■ **Instructions for the task**:
Each entry below is to be transcribed exactly.

■ **Extracted records**:
——————
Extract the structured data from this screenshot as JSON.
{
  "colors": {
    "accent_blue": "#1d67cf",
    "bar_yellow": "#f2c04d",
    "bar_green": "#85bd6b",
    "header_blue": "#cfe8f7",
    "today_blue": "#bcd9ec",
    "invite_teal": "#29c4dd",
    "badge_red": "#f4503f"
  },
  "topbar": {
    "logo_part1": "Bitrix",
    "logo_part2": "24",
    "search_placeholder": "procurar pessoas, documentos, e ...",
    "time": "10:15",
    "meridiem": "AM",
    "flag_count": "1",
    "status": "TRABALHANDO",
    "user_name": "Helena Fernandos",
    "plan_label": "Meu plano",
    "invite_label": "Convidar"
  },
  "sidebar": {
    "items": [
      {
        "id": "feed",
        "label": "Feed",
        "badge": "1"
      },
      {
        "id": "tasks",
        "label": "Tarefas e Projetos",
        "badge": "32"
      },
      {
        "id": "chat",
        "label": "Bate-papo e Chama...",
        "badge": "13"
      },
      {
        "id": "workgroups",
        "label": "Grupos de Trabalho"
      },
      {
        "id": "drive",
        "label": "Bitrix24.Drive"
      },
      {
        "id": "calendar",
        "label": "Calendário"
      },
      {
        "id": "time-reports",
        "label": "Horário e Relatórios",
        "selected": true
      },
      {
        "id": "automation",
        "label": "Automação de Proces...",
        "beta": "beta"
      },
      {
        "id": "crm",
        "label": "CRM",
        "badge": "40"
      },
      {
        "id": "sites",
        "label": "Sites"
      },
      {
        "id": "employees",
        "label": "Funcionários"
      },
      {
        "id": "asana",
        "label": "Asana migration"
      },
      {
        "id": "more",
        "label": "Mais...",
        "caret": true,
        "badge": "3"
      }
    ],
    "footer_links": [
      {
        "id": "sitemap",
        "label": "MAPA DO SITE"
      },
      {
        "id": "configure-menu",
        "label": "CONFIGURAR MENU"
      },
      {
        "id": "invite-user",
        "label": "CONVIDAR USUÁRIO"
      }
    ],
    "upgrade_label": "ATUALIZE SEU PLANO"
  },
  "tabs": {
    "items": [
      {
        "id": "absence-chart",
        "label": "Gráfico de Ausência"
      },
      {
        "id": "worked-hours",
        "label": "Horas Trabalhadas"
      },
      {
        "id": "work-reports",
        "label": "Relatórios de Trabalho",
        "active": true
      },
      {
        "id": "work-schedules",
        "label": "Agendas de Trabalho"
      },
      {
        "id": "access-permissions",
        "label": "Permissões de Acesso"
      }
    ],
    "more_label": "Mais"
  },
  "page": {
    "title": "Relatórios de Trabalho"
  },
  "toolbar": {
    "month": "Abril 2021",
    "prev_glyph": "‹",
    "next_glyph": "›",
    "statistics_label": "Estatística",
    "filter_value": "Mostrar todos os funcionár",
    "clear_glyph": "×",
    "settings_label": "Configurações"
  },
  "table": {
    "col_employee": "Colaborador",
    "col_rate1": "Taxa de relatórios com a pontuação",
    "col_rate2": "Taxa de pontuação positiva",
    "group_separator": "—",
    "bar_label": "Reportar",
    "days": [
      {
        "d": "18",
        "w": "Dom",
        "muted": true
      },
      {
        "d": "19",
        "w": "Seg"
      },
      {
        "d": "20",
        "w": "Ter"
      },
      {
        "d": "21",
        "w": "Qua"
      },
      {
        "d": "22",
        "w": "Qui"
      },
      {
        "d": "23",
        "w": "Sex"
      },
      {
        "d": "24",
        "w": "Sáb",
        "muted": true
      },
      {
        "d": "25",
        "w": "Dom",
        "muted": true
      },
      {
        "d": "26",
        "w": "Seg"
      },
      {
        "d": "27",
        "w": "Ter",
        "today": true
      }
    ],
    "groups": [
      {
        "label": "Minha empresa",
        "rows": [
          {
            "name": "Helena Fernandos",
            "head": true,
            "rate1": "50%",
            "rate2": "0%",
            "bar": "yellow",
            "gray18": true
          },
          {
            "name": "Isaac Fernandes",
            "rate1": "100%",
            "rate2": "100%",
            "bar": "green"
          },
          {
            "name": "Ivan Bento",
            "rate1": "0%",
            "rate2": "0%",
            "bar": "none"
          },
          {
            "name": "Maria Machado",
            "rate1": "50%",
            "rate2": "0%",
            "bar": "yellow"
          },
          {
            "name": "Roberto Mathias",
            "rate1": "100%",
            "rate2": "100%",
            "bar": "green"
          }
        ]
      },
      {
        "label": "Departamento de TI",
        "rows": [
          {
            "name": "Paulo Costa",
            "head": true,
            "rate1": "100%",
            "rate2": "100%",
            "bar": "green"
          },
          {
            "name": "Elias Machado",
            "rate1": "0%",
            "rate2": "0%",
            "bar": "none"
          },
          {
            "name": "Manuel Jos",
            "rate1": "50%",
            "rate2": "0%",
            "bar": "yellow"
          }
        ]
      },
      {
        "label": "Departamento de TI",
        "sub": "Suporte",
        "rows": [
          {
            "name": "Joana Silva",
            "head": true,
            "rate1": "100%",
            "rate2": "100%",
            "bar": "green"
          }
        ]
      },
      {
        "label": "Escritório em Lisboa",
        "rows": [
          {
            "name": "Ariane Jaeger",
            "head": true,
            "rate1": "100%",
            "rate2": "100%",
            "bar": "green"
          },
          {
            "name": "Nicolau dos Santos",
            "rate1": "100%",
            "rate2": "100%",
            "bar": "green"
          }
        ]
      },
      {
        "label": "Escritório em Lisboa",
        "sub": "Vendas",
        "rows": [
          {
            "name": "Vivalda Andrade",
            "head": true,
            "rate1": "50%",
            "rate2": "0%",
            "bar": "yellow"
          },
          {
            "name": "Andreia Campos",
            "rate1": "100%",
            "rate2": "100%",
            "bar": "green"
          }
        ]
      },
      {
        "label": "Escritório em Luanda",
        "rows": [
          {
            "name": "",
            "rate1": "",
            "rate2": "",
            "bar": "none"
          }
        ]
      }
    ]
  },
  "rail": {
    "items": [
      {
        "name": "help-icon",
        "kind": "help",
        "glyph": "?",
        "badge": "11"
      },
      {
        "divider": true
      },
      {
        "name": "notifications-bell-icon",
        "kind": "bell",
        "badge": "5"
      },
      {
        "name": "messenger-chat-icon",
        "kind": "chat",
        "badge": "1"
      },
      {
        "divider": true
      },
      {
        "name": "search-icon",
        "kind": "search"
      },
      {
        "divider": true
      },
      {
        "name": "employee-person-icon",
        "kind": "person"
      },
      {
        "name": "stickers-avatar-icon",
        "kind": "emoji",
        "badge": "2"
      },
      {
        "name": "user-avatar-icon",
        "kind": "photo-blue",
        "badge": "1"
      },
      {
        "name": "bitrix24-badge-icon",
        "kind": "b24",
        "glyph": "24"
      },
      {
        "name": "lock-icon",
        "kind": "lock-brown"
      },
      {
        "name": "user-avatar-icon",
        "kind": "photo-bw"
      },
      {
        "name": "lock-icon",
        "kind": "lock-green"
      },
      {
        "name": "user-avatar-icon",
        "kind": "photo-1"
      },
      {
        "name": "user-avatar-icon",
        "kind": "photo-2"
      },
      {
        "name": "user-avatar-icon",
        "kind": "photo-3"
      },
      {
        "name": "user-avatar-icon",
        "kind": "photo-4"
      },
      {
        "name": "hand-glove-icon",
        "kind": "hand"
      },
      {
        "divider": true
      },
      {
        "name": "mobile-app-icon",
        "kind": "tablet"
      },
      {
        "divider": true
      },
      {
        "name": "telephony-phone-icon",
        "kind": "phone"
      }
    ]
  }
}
——————
■ **Task response**:
Extract the structured data from this screenshot as JSON.
{
  "colors": {
    "accent_blue": "#1d67cf",
    "bar_yellow": "#f2c04d",
    "bar_green": "#85bd6b",
    "header_blue": "#cfe8f7",
    "today_blue": "#bcd9ec",
    "invite_teal": "#29c4dd",
    "badge_red": "#f4503f"
  },
  "topbar": {
    "logo_part1": "Bitrix",
    "logo_part2": "24",
    "search_placeholder": "procurar pessoas, documentos, e ...",
    "time": "10:15",
    "meridiem": "AM",
    "flag_count": "1",
    "status": "TRABALHANDO",
    "user_name": "Helena Fernandos",
    "plan_label": "Meu plano",
    "invite_label": "Convidar"
  },
  "sidebar": {
    "items": [
      {
        "id": "feed",
        "label": "Feed",
        "badge": "1"
      },
      {
        "id": "tasks",
        "label": "Tarefas e Projetos",
        "badge": "32"
      },
      {
        "id": "chat",
        "label": "Bate-papo e Chama...",
        "badge": "13"
      },
      {
        "id": "workgroups",
        "label": "Grupos de Trabalho"
      },
      {
        "id": "drive",
        "label": "Bitrix24.Drive"
      },
      {
        "id": "calendar",
        "label": "Calendário"
      },
      {
        "id": "time-reports",
        "label": "Horário e Relatórios",
        "selected": true
      },
      {
        "id": "automation",
        "label": "Automação de Proces...",
        "beta": "beta"
      },
      {
        "id": "crm",
        "label": "CRM",
        "badge": "40"
      },
      {
        "id": "sites",
        "label": "Sites"
      },
      {
        "id": "employees",
        "label": "Funcionários"
      },
      {
        "id": "asana",
        "label": "Asana migration"
      },
      {
        "id": "more",
        "label": "Mais...",
        "caret": true,
        "badge": "3"
      }
    ],
    "footer_links": [
      {
        "id": "sitemap",
        "label": "MAPA DO SITE"
      },
      {
        "id": "configure-menu",
        "label": "CONFIGURAR MENU"
      },
      {
        "id": "invite-user",
        "label": "CONVIDAR USUÁRIO"
      }
    ],
    "upgrade_label": "ATUALIZE SEU PLANO"
  },
  "tabs": {
    "items": [
      {
        "id": "absence-chart",
        "label": "Gráfico de Ausência"
      },
      {
        "id": "worked-hours",
        "label": "Horas Trabalhadas"
      },
      {
        "id": "work-reports",
        "label": "Relatórios de Trabalho",
        "active": true
      },
      {
        "id": "work-schedules",
        "label": "Agendas de Trabalho"
      },
      {
        "id": "access-permissions",
        "label": "Permissões de Acesso"
      }
    ],
    "more_label": "Mais"
  },
  "page": {
    "title": "Relatórios de Trabalho"
  },
  "toolbar": {
    "month": "Abril 2021",
    "prev_glyph": "‹",
    "next_glyph": "›",
    "statistics_label": "Estatística",
    "filter_value": "Mostrar todos os funcionár",
    "clear_glyph": "×",
    "settings_label": "Configurações"
  },
  "table": {
    "col_employee": "Colaborador",
    "col_rate1": "Taxa de relatórios com a pontuação",
    "col_rate2": "Taxa de pontuação positiva",
    "group_separator": "—",
    "bar_label": "Reportar",
    "days": [
      {
        "d": "18",
        "w": "Dom",
        "muted": true
      },
      {
        "d": "19",
        "w": "Seg"
      },
      {
        "d": "20",
        "w": "Ter"
      },
      {
        "d": "21",
        "w": "Qua"
      },
      {
        "d": "22",
        "w": "Qui"
      },
      {
        "d": "23",
        "w": "Sex"
      },
      {
        "d": "24",
        "w": "Sáb",
        "muted": true
      },
      {
        "d": "25",
        "w": "Dom",
        "muted": true
      },
      {
        "d": "26",
        "w": "Seg"
      },
      {
        "d": "27",
        "w": "Ter",
        "today": true
      }
    ],
    "groups": [
      {
        "label": "Minha empresa",
        "rows": [
          {
            "name": "Helena Fernandos",
            "head": true,
            "rate1": "50%",
            "rate2": "0%",
            "bar": "yellow",
            "gray18": true
          },
          {
            "name": "Isaac Fernandes",
            "rate1": "100%",
            "rate2": "100%",
            "bar": "green"
          },
          {
            "name": "Ivan Bento",
            "rate1": "0%",
            "rate2": "0%",
            "bar": "none"
          },
          {
            "name": "Maria Machado",
            "rate1": "50%",
            "rate2": "0%",
            "bar": "yellow"
          },
          {
            "name": "Roberto Mathias",
            "rate1": "100%",
            "rate2": "100%",
            "bar": "green"
          }
        ]
      },
      {
        "label": "Departamento de TI",
        "rows": [
          {
            "name": "Paulo Costa",
            "head": true,
            "rate1": "100%",
            "rate2": "100%",
            "bar": "green"
          },
          {
            "name": "Elias Machado",
            "rate1": "0%",
            "rate2": "0%",
            "bar": "none"
          },
          {
            "name": "Manuel Jos",
            "rate1": "50%",
            "rate2": "0%",
            "bar": "yellow"
          }
        ]
      },
      {
        "label": "Departamento de TI",
        "sub": "Suporte",
        "rows": [
          {
            "name": "Joana Silva",
            "head": true,
            "rate1": "100%",
            "rate2": "100%",
            "bar": "green"
          }
        ]
      },
      {
        "label": "Escritório em Lisboa",
        "rows": [
          {
            "name": "Ariane Jaeger",
            "head": true,
            "rate1": "100%",
            "rate2": "100%",
            "bar": "green"
          },
          {
            "name": "Nicolau dos Santos",
            "rate1": "100%",
            "rate2": "100%",
            "bar": "green"
          }
        ]
      },
      {
        "label": "Escritório em Lisboa",
        "sub": "Vendas",
        "rows": [
          {
            "name": "Vivalda Andrade",
            "head": true,
            "rate1": "50%",
            "rate2": "0%",
            "bar": "yellow"
          },
          {
            "name": "Andreia Campos",
            "rate1": "100%",
            "rate2": "100%",
            "bar": "green"
          }
        ]
      },
      {
        "label": "Escritório em Luanda",
        "rows": [
          {
            "name": "",
            "rate1": "",
            "rate2": "",
            "bar": "none"
          }
        ]
      }
    ]
  },
  "rail": {
    "items": [
      {
        "name": "help-icon",
        "kind": "help",
        "glyph": "?",
        "badge": "11"
      },
      {
        "divider": true
      },
      {
        "name": "notifications-bell-icon",
        "kind": "bell",
        "badge": "5"
      },
      {
        "name": "messenger-chat-icon",
        "kind": "chat",
        "badge": "1"
      },
      {
        "divider": true
      },
      {
        "name": "search-icon",
        "kind": "search"
      },
      {
        "divider": true
      },
      {
        "name": "employee-person-icon",
        "kind": "person"
      },
      {
        "name": "stickers-avatar-icon",
        "kind": "emoji",
        "badge": "2"
      },
      {
        "name": "user-avatar-icon",
        "kind": "photo-blue",
        "badge": "1"
      },
      {
        "name": "bitrix24-badge-icon",
        "kind": "b24",
        "glyph": "24"
      },
      {
        "name": "lock-icon",
        "kind": "lock-brown"
      },
      {
        "name": "user-avatar-icon",
        "kind": "photo-bw"
      },
      {
        "name": "lock-icon",
        "kind": "lock-green"
      },
      {
        "name": "user-avatar-icon",
        "kind": "photo-1"
      },
      {
        "name": "user-avatar-icon",
        "kind": "photo-2"
      },
      {
        "name": "user-avatar-icon",
        "kind": "photo-3"
      },
      {
        "name": "user-avatar-icon",
        "kind": "photo-4"
      },
      {
        "name": "hand-glove-icon",
        "kind": "hand"
      },
      {
        "divider": true
      },
      {
        "name": "mobile-app-icon",
        "kind": "tablet"
      },
      {
        "divider": true
      },
      {
        "name": "telephony-phone-icon",
        "kind": "phone"
      }
    ]
  }
}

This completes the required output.